Aim of the task: All of the material below is to be returned exactly.

********

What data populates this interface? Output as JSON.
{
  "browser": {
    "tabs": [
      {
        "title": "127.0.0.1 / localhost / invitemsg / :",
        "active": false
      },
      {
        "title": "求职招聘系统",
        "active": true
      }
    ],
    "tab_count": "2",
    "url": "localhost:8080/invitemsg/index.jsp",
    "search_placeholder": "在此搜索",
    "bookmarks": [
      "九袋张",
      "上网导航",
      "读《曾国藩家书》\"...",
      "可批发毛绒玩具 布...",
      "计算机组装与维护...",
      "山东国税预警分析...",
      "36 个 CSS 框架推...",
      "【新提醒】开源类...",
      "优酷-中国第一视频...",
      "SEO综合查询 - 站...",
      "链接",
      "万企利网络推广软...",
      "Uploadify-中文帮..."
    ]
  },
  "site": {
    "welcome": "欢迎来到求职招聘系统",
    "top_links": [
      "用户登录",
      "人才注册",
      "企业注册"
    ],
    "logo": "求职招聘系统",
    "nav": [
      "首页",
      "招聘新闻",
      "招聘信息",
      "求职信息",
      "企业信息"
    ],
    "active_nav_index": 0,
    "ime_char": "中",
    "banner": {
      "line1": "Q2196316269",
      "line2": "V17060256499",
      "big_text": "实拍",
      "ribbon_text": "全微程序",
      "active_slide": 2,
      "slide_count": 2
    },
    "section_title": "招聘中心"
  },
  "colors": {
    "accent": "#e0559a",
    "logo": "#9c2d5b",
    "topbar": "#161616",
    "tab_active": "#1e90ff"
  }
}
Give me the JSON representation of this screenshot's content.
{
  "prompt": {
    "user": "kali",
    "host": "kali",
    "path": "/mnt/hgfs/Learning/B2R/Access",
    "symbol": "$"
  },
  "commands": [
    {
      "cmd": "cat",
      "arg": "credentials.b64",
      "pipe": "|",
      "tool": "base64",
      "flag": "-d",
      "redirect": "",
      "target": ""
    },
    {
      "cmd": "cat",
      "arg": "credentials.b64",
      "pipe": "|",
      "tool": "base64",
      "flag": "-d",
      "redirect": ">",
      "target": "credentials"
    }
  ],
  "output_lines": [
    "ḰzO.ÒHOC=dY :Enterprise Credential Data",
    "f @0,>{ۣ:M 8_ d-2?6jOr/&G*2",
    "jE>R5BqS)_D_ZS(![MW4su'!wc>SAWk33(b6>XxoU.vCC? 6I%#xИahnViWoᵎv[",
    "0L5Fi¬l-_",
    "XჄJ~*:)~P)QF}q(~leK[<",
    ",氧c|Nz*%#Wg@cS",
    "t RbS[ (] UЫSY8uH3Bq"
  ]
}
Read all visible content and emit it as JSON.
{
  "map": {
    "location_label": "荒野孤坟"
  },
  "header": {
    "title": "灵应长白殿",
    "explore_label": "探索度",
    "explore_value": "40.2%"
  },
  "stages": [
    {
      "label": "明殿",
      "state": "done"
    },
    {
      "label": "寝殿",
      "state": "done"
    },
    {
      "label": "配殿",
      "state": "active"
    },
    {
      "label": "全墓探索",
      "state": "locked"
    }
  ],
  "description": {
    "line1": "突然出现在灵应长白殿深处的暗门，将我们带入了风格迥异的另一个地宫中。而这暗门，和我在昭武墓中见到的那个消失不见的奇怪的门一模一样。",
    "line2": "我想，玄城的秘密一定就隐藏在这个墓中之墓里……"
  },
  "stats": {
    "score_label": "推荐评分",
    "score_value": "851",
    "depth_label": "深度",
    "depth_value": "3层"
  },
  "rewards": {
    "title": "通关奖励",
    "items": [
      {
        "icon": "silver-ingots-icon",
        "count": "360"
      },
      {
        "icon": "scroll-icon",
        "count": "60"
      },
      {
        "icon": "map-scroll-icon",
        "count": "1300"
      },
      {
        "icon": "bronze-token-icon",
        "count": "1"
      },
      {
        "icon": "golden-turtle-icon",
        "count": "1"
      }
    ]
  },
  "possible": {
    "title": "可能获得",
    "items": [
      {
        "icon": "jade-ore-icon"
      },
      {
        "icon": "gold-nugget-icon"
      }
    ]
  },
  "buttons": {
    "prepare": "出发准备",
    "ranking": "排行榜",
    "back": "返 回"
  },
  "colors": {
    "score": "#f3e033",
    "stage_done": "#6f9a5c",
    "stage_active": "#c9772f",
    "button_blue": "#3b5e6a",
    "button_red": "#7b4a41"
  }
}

********

Complete response:
What data populates this interface? Output as JSON.
{
  "browser": {
    "tabs": [
      {
        "title": "127.0.0.1 / localhost / invitemsg / :",
        "active": false
      },
      {
        "title": "求职招聘系统",
        "active": true
      }
    ],
    "tab_count": "2",
    "url": "localhost:8080/invitemsg/index.jsp",
    "search_placeholder": "在此搜索",
    "bookmarks": [
      "九袋张",
      "上网导航",
      "读《曾国藩家书》\"...",
      "可批发毛绒玩具 布...",
      "计算机组装与维护...",
      "山东国税预警分析...",
      "36 个 CSS 框架推...",
      "【新提醒】开源类...",
      "优酷-中国第一视频...",
      "SEO综合查询 - 站...",
      "链接",
      "万企利网络推广软...",
      "Uploadify-中文帮..."
    ]
  },
  "site": {
    "welcome": "欢迎来到求职招聘系统",
    "top_links": [
      "用户登录",
      "人才注册",
      "企业注册"
    ],
    "logo": "求职招聘系统",
    "nav": [
      "首页",
      "招聘新闻",
      "招聘信息",
      "求职信息",
      "企业信息"
    ],
    "active_nav_index": 0,
    "ime_char": "中",
    "banner": {
      "line1": "Q2196316269",
      "line2": "V17060256499",
      "big_text": "实拍",
      "ribbon_text": "全微程序",
      "active_slide": 2,
      "slide_count": 2
    },
    "section_title": "招聘中心"
  },
  "colors": {
    "accent": "#e0559a",
    "logo": "#9c2d5b",
    "topbar": "#161616",
    "tab_active": "#1e90ff"
  }
}
Give me the JSON representation of this screenshot's content.
{
  "prompt": {
    "user": "kali",
    "host": "kali",
    "path": "/mnt/hgfs/Learning/B2R/Access",
    "symbol": "$"
  },
  "commands": [
    {
      "cmd": "cat",
      "arg": "credentials.b64",
      "pipe": "|",
      "tool": "base64",
      "flag": "-d",
      "redirect": "",
      "target": ""
    },
    {
      "cmd": "cat",
      "arg": "credentials.b64",
      "pipe": "|",
      "tool": "base64",
      "flag": "-d",
      "redirect": ">",
      "target": "credentials"
    }
  ],
  "output_lines": [
    "ḰzO.ÒHOC=dY :Enterprise Credential Data",
    "f @0,>{ۣ:M 8_ d-2?6jOr/&G*2",
    "jE>R5BqS)_D_ZS(![MW4su'!wc>SAWk33(b6>XxoU.vCC? 6I%#xИahnViWoᵎv[",
    "0L5Fi¬l-_",
    "XჄJ~*:)~P)QF}q(~leK[<",
    ",氧c|Nz*%#Wg@cS",
    "t RbS[ (] UЫSY8uH3Bq"
  ]
}
Read all visible content and emit it as JSON.
{
  "map": {
    "location_label": "荒野孤坟"
  },
  "header": {
    "title": "灵应长白殿",
    "explore_label": "探索度",
    "explore_value": "40.2%"
  },
  "stages": [
    {
      "label": "明殿",
      "state": "done"
    },
    {
      "label": "寝殿",
      "state": "done"
    },
    {
      "label": "配殿",
      "state": "active"
    },
    {
      "label": "全墓探索",
      "state": "locked"
    }
  ],
  "description": {
    "line1": "突然出现在灵应长白殿深处的暗门，将我们带入了风格迥异的另一个地宫中。而这暗门，和我在昭武墓中见到的那个消失不见的奇怪的门一模一样。",
    "line2": "我想，玄城的秘密一定就隐藏在这个墓中之墓里……"
  },
  "stats": {
    "score_label": "推荐评分",
    "score_value": "851",
    "depth_label": "深度",
    "depth_value": "3层"
  },
  "rewards": {
    "title": "通关奖励",
    "items": [
      {
        "icon": "silver-ingots-icon",
        "count": "360"
      },
      {
        "icon": "scroll-icon",
        "count": "60"
      },
      {
        "icon": "map-scroll-icon",
        "count": "1300"
      },
      {
        "icon": "bronze-token-icon",
        "count": "1"
      },
      {
        "icon": "golden-turtle-icon",
        "count": "1"
      }
    ]
  },
  "possible": {
    "title": "可能获得",
    "items": [
      {
        "icon": "jade-ore-icon"
      },
      {
        "icon": "gold-nugget-icon"
      }
    ]
  },
  "buttons": {
    "prepare": "出发准备",
    "ranking": "排行榜",
    "back": "返 回"
  },
  "colors": {
    "score": "#f3e033",
    "stage_done": "#6f9a5c",
    "stage_active": "#c9772f",
    "button_blue": "#3b5e6a",
    "button_red": "#7b4a41"
  }
}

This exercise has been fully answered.